Input for this task →
>> Start

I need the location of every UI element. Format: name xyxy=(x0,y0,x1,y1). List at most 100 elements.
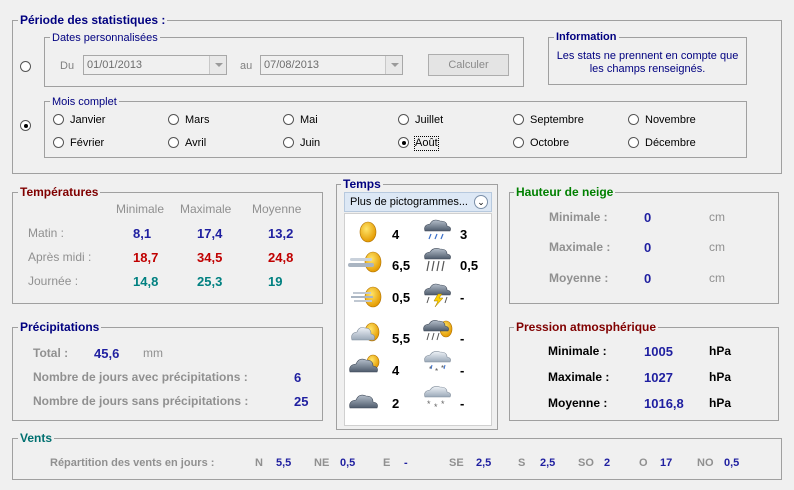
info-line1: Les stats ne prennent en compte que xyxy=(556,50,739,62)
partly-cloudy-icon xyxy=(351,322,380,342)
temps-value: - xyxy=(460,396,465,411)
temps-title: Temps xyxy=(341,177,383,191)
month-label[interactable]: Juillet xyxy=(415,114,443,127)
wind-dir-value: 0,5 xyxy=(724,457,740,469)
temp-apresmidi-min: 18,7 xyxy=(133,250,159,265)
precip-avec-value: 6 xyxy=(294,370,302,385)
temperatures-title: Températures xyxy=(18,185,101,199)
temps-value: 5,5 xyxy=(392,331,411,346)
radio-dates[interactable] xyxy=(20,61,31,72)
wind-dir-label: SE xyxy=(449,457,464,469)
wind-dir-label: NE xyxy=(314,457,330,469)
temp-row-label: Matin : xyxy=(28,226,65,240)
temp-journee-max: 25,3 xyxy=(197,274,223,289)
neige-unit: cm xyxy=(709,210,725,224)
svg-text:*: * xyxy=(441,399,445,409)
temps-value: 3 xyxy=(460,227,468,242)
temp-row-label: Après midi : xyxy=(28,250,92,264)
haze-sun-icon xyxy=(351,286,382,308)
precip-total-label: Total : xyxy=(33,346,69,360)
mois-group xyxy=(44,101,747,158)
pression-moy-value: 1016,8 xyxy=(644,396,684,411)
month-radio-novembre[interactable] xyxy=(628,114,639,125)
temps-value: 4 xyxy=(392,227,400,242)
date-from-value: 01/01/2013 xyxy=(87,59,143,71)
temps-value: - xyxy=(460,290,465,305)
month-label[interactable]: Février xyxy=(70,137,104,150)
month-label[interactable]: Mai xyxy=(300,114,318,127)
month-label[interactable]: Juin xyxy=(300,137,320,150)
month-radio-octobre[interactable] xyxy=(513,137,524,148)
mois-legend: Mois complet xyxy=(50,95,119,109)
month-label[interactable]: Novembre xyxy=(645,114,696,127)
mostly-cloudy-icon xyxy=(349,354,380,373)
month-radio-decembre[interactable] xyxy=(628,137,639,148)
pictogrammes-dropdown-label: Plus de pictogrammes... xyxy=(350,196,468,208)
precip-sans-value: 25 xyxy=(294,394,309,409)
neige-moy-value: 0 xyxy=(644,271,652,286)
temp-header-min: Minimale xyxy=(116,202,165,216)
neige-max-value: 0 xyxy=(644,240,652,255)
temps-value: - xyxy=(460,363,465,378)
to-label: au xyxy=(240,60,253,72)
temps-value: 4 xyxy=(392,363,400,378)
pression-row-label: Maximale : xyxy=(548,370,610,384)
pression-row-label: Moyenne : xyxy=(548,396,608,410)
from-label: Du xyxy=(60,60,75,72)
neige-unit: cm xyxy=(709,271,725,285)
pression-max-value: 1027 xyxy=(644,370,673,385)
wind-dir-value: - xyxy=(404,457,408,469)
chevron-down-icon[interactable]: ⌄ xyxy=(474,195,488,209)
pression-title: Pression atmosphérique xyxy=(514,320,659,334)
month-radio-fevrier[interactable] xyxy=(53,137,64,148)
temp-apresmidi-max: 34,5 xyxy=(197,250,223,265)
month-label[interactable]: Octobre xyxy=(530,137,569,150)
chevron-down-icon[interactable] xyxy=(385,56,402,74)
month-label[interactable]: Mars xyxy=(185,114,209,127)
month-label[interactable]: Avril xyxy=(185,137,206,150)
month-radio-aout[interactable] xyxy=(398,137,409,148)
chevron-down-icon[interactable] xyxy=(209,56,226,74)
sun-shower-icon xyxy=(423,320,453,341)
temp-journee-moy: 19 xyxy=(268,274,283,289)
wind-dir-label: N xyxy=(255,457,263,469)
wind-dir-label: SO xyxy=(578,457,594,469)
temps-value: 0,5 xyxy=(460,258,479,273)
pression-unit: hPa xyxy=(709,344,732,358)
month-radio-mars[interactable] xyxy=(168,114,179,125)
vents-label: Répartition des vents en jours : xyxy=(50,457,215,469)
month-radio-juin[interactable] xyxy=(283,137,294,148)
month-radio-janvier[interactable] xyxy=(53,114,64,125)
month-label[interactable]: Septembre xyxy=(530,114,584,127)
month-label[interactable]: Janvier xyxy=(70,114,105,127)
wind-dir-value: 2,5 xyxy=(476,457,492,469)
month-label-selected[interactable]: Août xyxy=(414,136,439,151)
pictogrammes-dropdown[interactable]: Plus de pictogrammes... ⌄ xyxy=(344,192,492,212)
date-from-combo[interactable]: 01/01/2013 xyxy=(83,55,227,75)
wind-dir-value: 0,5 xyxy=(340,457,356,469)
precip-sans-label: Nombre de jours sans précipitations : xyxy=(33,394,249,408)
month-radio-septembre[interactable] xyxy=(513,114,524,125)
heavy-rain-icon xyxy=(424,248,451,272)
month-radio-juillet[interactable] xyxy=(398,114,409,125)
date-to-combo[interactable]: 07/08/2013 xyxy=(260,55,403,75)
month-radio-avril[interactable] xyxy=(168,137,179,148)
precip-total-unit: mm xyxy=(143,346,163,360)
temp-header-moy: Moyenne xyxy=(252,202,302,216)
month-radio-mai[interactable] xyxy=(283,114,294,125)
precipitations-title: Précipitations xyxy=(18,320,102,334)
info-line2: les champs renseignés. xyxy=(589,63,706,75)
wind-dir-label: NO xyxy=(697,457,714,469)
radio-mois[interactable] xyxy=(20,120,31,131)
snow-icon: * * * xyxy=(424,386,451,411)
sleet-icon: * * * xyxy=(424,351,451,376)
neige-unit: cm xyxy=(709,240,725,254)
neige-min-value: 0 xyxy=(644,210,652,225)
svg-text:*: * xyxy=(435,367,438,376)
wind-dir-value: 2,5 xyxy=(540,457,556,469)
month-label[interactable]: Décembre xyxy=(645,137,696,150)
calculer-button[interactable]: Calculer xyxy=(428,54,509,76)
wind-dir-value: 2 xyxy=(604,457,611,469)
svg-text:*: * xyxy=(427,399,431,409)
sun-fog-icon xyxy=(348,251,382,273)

>> End
>> Start

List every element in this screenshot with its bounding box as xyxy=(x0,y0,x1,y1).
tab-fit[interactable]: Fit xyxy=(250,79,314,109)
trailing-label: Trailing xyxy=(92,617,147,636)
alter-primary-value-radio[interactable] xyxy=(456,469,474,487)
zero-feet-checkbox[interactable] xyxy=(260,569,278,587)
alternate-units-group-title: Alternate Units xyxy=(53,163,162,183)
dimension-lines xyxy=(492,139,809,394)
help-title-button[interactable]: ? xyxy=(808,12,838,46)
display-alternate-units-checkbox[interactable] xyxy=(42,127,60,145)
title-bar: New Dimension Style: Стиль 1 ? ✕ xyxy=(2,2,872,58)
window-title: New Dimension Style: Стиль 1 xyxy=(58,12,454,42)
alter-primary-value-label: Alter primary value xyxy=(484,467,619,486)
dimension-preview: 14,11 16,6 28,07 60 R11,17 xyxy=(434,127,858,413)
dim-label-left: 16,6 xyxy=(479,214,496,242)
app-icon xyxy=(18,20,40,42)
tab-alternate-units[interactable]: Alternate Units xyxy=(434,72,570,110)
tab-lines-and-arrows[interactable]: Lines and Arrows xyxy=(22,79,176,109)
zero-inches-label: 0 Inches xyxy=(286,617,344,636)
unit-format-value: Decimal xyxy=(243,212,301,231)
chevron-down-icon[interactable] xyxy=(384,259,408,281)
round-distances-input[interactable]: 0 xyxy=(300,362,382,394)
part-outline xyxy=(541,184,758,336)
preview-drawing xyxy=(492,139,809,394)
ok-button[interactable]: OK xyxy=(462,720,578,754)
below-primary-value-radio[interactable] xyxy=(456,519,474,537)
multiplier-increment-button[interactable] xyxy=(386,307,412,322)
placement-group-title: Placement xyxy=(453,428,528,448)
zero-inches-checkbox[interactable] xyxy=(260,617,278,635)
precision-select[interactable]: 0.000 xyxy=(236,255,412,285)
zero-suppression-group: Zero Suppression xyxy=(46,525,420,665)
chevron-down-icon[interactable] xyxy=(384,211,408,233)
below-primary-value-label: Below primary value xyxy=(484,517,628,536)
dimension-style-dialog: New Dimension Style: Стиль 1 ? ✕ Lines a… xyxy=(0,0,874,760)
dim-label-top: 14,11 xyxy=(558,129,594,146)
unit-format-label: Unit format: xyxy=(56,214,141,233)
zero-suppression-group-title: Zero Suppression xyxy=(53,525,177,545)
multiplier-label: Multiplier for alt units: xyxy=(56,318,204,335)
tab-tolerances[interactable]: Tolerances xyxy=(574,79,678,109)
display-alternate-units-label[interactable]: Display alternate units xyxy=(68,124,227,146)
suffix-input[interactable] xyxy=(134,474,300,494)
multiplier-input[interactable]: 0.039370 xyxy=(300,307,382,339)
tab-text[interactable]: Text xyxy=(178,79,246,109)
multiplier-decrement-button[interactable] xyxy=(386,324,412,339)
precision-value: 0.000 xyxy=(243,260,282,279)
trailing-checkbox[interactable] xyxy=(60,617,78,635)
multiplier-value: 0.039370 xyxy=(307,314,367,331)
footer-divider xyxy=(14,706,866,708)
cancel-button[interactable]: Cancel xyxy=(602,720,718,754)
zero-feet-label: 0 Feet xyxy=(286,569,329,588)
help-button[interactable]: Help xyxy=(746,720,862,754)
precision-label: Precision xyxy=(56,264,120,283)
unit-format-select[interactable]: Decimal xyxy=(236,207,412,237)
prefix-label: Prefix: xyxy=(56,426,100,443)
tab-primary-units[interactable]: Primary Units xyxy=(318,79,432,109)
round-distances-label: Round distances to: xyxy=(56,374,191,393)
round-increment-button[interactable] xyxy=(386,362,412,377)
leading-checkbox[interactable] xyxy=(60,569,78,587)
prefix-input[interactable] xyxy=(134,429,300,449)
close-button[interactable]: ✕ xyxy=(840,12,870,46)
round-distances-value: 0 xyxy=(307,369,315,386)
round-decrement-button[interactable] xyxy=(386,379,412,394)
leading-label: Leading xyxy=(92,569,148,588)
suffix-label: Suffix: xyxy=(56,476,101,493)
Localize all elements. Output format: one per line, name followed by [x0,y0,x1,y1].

>> End

The exercise → Locate every line in the entries above that contains the string "alternate", and copy each such line.

Expected answer →
alternate-units-group-title: Alternate Units xyxy=(53,163,162,183)
display-alternate-units-checkbox[interactable] xyxy=(42,127,60,145)
tab-alternate-units[interactable]: Alternate Units xyxy=(434,72,570,110)
display-alternate-units-label[interactable]: Display alternate units xyxy=(68,124,227,146)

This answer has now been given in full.